• _REQUIRED WORK_
Only the run of lines from the one containing "What text is on this page?" through the last line should be returned, exactly as written.
======== INFORMATION GIVEN
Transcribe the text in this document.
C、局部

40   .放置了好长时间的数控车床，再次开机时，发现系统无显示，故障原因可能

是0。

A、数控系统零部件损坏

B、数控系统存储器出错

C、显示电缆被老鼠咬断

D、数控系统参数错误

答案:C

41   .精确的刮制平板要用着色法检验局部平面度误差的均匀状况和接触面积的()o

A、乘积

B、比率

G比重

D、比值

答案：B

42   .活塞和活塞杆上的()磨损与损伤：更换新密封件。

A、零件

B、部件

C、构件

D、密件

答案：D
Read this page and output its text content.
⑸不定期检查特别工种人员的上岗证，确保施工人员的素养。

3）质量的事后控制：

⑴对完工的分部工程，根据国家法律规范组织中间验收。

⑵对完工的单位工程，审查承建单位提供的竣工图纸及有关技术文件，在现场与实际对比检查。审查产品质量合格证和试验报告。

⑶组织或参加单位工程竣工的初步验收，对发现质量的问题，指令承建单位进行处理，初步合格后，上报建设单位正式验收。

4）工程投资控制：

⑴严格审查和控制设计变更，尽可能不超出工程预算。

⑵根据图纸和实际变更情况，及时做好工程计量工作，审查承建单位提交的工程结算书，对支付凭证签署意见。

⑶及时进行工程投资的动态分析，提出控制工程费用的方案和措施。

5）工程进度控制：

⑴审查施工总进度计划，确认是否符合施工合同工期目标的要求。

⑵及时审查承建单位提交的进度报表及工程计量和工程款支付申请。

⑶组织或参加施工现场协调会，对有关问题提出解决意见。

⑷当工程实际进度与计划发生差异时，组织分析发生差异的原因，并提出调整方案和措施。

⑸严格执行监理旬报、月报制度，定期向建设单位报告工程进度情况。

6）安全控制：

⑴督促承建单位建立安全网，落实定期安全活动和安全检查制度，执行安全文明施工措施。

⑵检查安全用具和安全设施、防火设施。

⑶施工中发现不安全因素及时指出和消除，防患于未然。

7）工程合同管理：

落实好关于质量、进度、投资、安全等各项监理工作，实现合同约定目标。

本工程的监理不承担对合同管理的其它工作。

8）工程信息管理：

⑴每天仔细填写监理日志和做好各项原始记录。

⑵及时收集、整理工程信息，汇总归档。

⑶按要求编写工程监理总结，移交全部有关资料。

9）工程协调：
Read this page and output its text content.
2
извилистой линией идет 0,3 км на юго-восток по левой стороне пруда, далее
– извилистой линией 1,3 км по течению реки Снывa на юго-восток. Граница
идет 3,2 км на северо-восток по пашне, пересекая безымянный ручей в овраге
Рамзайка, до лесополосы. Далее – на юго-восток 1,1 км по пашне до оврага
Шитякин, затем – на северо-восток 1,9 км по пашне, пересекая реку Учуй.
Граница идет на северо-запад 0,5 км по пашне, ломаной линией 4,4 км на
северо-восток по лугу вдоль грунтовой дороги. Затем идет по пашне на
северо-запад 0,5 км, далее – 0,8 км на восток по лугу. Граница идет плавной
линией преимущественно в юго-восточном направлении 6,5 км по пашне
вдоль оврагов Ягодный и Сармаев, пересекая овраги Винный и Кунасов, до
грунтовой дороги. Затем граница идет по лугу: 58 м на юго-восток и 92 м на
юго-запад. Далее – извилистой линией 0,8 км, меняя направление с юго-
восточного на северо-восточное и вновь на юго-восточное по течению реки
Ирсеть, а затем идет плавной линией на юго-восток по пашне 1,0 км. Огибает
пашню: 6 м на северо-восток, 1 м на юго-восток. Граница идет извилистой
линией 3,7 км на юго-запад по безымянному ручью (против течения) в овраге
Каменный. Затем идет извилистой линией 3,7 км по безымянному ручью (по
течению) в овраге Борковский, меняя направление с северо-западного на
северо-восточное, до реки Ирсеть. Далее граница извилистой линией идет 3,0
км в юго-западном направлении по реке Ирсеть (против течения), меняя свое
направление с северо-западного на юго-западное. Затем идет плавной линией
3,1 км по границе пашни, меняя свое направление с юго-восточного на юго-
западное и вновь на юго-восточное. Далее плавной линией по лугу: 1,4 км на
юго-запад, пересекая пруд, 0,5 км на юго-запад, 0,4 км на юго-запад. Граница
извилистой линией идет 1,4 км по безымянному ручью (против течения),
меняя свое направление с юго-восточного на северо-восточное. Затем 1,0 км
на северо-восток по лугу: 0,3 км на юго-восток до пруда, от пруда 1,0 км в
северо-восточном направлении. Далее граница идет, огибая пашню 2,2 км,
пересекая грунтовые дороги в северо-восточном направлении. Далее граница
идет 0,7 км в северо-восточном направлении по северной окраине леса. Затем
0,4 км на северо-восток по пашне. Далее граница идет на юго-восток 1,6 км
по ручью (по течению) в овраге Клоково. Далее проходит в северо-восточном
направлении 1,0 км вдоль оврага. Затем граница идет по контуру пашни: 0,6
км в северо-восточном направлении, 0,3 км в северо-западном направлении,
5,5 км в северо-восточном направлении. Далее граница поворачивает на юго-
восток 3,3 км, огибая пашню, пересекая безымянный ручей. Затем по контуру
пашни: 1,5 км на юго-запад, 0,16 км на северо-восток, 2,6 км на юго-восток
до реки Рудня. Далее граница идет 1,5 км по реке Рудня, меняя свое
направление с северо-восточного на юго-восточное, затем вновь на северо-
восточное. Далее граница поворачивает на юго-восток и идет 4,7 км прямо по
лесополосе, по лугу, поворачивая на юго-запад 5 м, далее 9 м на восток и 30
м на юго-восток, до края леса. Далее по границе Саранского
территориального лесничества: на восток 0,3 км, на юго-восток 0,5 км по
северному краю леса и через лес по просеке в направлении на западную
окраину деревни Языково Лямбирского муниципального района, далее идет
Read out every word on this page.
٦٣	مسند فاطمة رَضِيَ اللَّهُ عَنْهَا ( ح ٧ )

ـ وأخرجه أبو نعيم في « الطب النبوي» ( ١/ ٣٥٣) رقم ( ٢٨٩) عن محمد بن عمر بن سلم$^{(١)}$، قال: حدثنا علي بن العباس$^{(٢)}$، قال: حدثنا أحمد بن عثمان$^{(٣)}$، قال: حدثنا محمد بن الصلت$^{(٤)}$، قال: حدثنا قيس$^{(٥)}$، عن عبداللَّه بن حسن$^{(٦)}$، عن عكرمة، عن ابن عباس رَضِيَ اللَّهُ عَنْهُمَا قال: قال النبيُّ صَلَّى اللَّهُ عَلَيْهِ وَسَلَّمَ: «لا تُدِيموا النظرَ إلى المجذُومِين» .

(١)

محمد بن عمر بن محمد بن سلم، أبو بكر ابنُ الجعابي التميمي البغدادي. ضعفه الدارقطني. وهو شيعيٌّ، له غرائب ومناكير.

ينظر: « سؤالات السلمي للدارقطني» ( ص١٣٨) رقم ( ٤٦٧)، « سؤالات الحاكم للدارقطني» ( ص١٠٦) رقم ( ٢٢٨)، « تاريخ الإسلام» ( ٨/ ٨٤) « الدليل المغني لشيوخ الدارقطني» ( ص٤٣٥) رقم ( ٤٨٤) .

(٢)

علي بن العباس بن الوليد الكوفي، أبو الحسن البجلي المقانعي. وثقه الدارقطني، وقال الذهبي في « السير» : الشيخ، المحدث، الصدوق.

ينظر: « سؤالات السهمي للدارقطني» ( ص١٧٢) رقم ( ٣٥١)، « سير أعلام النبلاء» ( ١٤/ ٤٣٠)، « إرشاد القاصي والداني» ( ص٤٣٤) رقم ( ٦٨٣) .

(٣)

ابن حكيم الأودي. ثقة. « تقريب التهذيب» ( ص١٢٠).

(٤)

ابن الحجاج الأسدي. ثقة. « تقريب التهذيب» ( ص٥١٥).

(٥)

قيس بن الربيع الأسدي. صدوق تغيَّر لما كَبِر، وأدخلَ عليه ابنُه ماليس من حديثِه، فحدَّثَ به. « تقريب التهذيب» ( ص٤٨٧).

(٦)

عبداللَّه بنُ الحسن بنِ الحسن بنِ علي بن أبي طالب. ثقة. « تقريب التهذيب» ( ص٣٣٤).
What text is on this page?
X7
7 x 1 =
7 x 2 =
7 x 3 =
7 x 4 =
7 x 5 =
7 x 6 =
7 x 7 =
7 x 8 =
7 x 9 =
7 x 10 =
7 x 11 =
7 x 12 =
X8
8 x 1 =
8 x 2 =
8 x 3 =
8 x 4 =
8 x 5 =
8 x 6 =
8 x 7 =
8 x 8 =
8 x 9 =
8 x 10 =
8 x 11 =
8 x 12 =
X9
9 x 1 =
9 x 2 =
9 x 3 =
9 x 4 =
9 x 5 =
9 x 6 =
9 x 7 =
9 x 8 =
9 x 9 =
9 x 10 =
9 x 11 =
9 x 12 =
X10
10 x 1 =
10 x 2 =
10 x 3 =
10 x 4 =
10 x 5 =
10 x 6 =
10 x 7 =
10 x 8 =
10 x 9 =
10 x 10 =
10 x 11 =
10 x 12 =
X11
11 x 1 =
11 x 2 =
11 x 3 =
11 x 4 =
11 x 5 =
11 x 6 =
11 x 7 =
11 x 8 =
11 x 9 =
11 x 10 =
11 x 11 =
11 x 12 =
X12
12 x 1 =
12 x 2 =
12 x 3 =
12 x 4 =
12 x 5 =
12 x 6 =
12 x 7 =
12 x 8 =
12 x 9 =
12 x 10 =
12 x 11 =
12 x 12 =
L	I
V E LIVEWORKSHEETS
================
• _FINAL RESULT_
What text is on this page?
X7
7 x 1 =
7 x 2 =
7 x 3 =
7 x 4 =
7 x 5 =
7 x 6 =
7 x 7 =
7 x 8 =
7 x 9 =
7 x 10 =
7 x 11 =
7 x 12 =
X8
8 x 1 =
8 x 2 =
8 x 3 =
8 x 4 =
8 x 5 =
8 x 6 =
8 x 7 =
8 x 8 =
8 x 9 =
8 x 10 =
8 x 11 =
8 x 12 =
X9
9 x 1 =
9 x 2 =
9 x 3 =
9 x 4 =
9 x 5 =
9 x 6 =
9 x 7 =
9 x 8 =
9 x 9 =
9 x 10 =
9 x 11 =
9 x 12 =
X10
10 x 1 =
10 x 2 =
10 x 3 =
10 x 4 =
10 x 5 =
10 x 6 =
10 x 7 =
10 x 8 =
10 x 9 =
10 x 10 =
10 x 11 =
10 x 12 =
X11
11 x 1 =
11 x 2 =
11 x 3 =
11 x 4 =
11 x 5 =
11 x 6 =
11 x 7 =
11 x 8 =
11 x 9 =
11 x 10 =
11 x 11 =
11 x 12 =
X12
12 x 1 =
12 x 2 =
12 x 3 =
12 x 4 =
12 x 5 =
12 x 6 =
12 x 7 =
12 x 8 =
12 x 9 =
12 x 10 =
12 x 11 =
12 x 12 =
L	I
V E LIVEWORKSHEETS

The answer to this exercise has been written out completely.